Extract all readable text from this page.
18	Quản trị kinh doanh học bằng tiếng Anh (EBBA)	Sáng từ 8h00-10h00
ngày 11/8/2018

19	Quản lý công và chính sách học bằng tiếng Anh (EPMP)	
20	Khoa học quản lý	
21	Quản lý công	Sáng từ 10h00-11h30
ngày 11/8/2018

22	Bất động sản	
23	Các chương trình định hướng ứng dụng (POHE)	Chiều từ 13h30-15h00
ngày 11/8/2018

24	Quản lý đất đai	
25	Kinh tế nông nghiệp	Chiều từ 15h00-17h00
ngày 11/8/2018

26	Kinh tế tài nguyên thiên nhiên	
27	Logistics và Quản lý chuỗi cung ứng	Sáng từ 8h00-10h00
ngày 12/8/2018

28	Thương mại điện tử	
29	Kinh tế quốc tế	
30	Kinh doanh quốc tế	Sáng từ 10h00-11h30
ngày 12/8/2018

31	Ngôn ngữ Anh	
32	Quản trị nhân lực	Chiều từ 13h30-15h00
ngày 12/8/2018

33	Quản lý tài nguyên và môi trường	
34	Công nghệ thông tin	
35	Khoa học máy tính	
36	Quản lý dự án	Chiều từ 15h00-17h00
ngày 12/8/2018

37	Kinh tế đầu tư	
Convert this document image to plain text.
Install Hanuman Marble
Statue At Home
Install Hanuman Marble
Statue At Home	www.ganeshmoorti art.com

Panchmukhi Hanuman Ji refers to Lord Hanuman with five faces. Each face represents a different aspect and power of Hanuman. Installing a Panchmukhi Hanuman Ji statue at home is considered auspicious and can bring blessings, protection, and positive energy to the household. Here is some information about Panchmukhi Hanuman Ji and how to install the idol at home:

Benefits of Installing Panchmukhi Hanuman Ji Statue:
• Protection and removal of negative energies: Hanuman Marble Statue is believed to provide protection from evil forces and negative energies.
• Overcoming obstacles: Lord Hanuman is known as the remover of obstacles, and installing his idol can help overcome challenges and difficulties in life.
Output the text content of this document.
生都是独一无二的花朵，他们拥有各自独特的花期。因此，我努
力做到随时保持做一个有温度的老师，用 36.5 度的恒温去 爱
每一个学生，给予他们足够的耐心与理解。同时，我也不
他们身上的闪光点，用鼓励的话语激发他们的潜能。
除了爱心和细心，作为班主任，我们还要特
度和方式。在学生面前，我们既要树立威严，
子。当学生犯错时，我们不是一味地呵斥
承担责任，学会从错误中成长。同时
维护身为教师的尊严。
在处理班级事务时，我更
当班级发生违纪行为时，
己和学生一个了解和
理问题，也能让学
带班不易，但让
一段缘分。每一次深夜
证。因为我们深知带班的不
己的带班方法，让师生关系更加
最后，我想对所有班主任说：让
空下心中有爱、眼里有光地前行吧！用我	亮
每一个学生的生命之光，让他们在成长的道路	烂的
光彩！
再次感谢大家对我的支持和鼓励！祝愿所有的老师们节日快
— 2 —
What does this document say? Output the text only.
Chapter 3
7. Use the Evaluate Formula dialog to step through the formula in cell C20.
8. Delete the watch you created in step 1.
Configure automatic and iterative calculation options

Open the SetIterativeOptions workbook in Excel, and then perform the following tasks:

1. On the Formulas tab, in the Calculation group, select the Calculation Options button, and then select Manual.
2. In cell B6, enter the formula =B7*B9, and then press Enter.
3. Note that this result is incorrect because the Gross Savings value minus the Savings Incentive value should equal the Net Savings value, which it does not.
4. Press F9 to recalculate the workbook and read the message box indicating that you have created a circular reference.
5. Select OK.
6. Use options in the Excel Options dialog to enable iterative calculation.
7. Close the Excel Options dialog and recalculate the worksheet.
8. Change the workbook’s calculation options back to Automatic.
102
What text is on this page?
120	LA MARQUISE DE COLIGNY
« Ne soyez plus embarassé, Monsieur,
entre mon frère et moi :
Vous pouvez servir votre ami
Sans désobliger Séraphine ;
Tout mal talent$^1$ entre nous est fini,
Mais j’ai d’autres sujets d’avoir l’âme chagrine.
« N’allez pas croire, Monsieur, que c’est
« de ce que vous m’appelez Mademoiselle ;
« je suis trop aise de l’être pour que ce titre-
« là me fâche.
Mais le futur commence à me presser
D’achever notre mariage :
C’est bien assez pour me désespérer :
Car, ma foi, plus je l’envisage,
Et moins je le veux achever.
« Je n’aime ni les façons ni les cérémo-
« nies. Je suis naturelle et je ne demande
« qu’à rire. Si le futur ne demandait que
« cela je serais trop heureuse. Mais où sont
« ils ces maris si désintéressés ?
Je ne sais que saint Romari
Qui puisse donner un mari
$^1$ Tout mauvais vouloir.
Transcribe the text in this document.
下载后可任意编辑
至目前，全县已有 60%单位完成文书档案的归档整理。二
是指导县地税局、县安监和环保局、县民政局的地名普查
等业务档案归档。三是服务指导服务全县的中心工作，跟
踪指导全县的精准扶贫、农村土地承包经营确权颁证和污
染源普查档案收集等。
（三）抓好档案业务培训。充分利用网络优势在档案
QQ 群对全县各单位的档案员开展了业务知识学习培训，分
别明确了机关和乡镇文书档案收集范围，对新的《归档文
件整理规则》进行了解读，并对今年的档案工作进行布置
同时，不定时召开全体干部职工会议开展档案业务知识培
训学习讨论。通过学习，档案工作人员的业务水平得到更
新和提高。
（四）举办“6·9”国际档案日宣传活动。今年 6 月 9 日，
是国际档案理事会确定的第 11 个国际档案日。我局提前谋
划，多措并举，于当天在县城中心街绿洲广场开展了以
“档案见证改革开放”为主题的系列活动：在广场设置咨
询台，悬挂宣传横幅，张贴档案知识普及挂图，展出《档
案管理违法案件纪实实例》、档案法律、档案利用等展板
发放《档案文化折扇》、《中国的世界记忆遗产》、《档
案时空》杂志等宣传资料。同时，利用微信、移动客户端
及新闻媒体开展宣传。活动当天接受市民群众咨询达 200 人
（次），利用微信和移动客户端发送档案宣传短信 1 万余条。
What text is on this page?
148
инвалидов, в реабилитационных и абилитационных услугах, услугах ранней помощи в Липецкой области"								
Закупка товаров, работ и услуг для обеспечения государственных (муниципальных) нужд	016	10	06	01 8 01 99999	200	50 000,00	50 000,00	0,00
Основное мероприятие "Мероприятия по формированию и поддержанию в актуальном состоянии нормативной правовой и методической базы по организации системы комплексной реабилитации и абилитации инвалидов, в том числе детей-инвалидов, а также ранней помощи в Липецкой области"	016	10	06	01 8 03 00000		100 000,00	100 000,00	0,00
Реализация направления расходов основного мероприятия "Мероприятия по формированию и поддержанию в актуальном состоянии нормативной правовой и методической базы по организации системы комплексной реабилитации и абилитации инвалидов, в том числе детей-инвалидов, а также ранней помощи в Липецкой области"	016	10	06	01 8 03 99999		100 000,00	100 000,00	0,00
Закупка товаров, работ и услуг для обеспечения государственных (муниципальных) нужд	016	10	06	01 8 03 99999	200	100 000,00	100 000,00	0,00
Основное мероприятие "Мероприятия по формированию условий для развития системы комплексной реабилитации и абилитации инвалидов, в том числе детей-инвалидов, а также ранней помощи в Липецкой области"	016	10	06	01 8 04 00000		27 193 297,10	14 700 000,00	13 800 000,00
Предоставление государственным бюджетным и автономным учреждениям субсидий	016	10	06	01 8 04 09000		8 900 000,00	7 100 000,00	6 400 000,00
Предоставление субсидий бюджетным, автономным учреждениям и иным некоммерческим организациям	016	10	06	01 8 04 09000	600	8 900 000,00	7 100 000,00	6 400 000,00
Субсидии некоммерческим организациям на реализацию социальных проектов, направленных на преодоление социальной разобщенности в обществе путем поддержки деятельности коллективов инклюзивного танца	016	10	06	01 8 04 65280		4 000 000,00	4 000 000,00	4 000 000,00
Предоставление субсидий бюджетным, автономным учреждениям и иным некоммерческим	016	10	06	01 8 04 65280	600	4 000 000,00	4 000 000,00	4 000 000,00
- - - - - - -
Pull every line containing "государственных" out of the data above.

*Result*.
Закупка товаров, работ и услуг для обеспечения государственных (муниципальных) нужд	016	10	06	01 8 01 99999	200	50 000,00	50 000,00	0,00
Закупка товаров, работ и услуг для обеспечения государственных (муниципальных) нужд	016	10	06	01 8 03 99999	200	100 000,00	100 000,00	0,00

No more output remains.